* _Data for processing_:
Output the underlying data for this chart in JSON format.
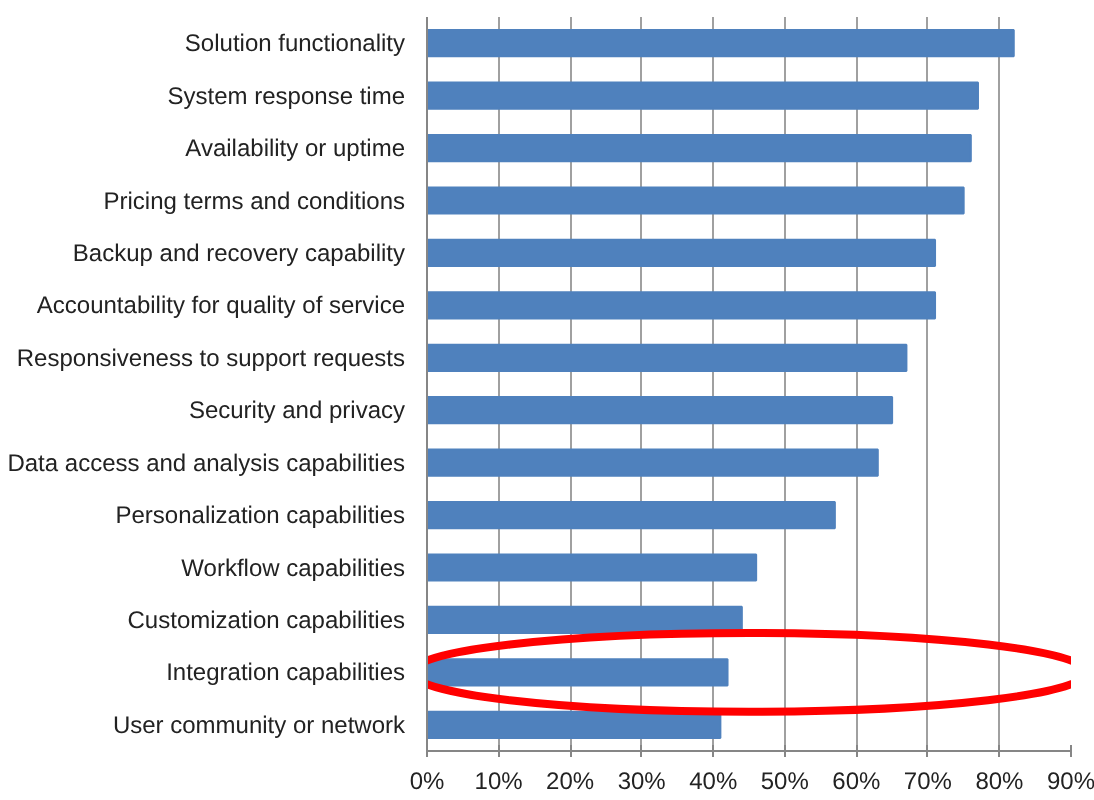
{
  "chart_data": {
    "type": "bar",
    "orientation": "horizontal",
    "categories": [
      "Solution functionality",
      "System response time",
      "Availability or uptime",
      "Pricing terms and conditions",
      "Backup and recovery capability",
      "Accountability for quality of service",
      "Responsiveness to support requests",
      "Security and privacy",
      "Data access and analysis capabilities",
      "Personalization capabilities",
      "Workflow capabilities",
      "Customization capabilities",
      "Integration capabilities",
      "User community or network"
    ],
    "values": [
      82,
      77,
      76,
      75,
      71,
      71,
      67,
      65,
      63,
      57,
      46,
      44,
      42,
      41
    ],
    "color": "#4f81bd",
    "xlim": [
      0,
      90
    ],
    "xticks": [
      {
        "value": 0,
        "label": "0%"
      },
      {
        "value": 10,
        "label": "10%"
      },
      {
        "value": 20,
        "label": "20%"
      },
      {
        "value": 30,
        "label": "30%"
      },
      {
        "value": 40,
        "label": "40%"
      },
      {
        "value": 50,
        "label": "50%"
      },
      {
        "value": 60,
        "label": "60%"
      },
      {
        "value": 70,
        "label": "70%"
      },
      {
        "value": 80,
        "label": "80%"
      },
      {
        "value": 90,
        "label": "90%"
      }
    ],
    "grid": "x"
  }
}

* _Instruction_: Look through the entries above; copy every line holding the string "label".

* _Exercise solution_:
        "label": "0%"
        "label": "10%"
        "label": "20%"
        "label": "30%"
        "label": "40%"
        "label": "50%"
        "label": "60%"
        "label": "70%"
        "label": "80%"
        "label": "90%"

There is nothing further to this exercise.